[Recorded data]

• • •

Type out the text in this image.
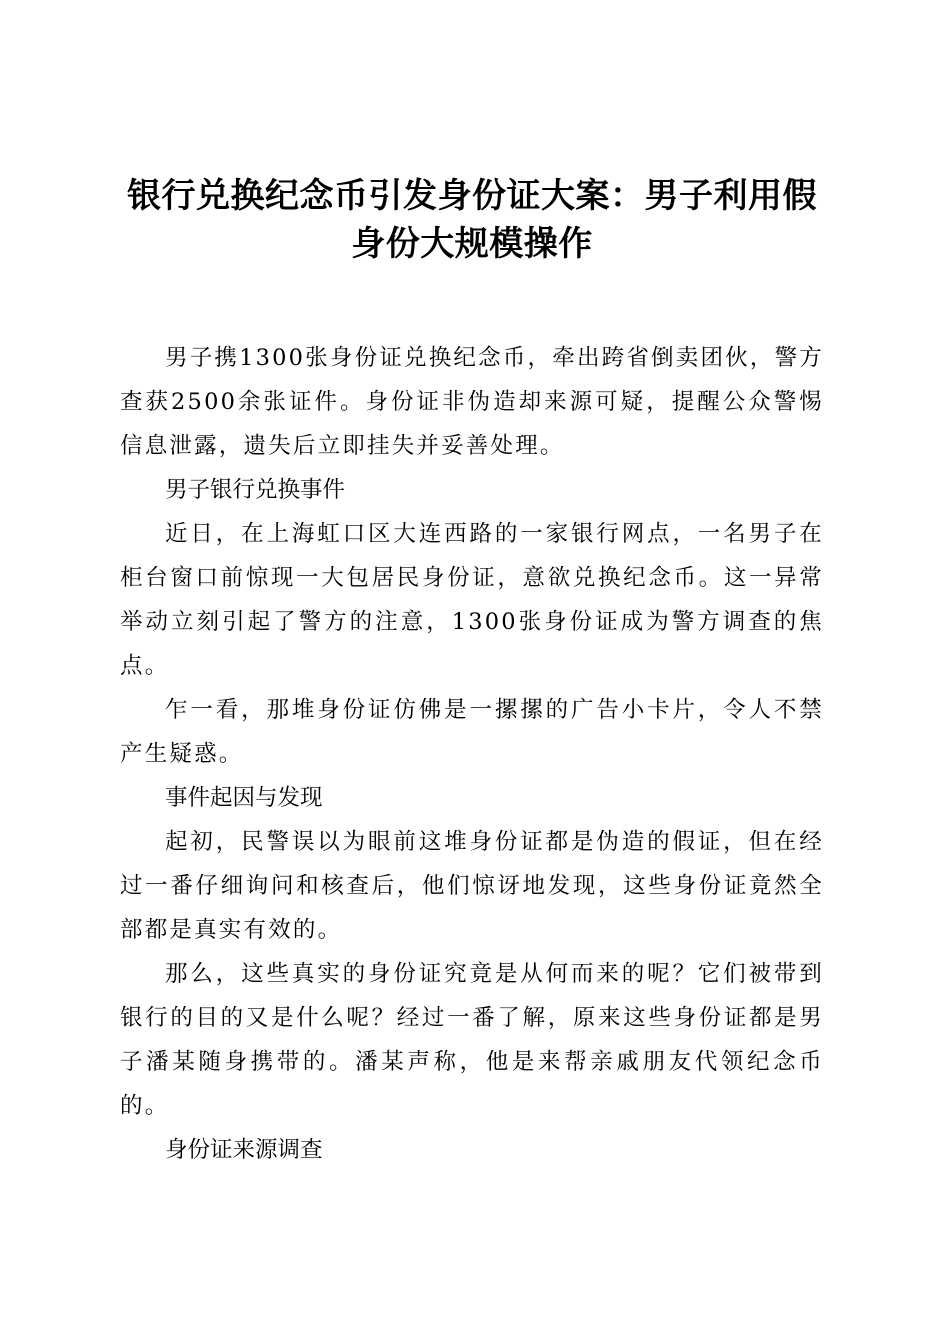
银行兑换纪念币引发身份证大案：男子利用假身份大规模操作

男子携1300张身份证兑换纪念币，牵出跨省倒卖团伙，警方查获2500余张证件。身份证非伪造却来源可疑，提醒公众警惕信息泄露，遗失后立即挂失并妥善处理。

男子银行兑换事件

近日，在上海虹口区大连西路的一家银行网点，一名男子在柜台窗口前惊现一大包居民身份证，意欲兑换纪念币。这一异常举动立刻引起了警方的注意，1300张身份证成为警方调查的焦点。

乍一看，那堆身份证仿佛是一摞摞的广告小卡片，令人不禁产生疑惑。

事件起因与发现

起初，民警误以为眼前这堆身份证都是伪造的假证，但在经过一番仔细询问和核查后，他们惊讶地发现，这些身份证竟然全部都是真实有效的。

那么，这些真实的身份证究竟是从何而来的呢？它们被带到银行的目的又是什么呢？经过一番了解，原来这些身份证都是男子潘某随身携带的。潘某声称，他是来帮亲戚朋友代领纪念币的。

身份证来源调查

• • •

▶ YOUR TASK
Write out each entry exactly as given, but skip the pictures.

▶ THE REPLY
Type out the text in this image.
银行兑换纪念币引发身份证大案：男子利用假身份大规模操作

男子携1300张身份证兑换纪念币，牵出跨省倒卖团伙，警方查获2500余张证件。身份证非伪造却来源可疑，提醒公众警惕信息泄露，遗失后立即挂失并妥善处理。

男子银行兑换事件

近日，在上海虹口区大连西路的一家银行网点，一名男子在柜台窗口前惊现一大包居民身份证，意欲兑换纪念币。这一异常举动立刻引起了警方的注意，1300张身份证成为警方调查的焦点。

乍一看，那堆身份证仿佛是一摞摞的广告小卡片，令人不禁产生疑惑。

事件起因与发现

起初，民警误以为眼前这堆身份证都是伪造的假证，但在经过一番仔细询问和核查后，他们惊讶地发现，这些身份证竟然全部都是真实有效的。

那么，这些真实的身份证究竟是从何而来的呢？它们被带到银行的目的又是什么呢？经过一番了解，原来这些身份证都是男子潘某随身携带的。潘某声称，他是来帮亲戚朋友代领纪念币的。

身份证来源调查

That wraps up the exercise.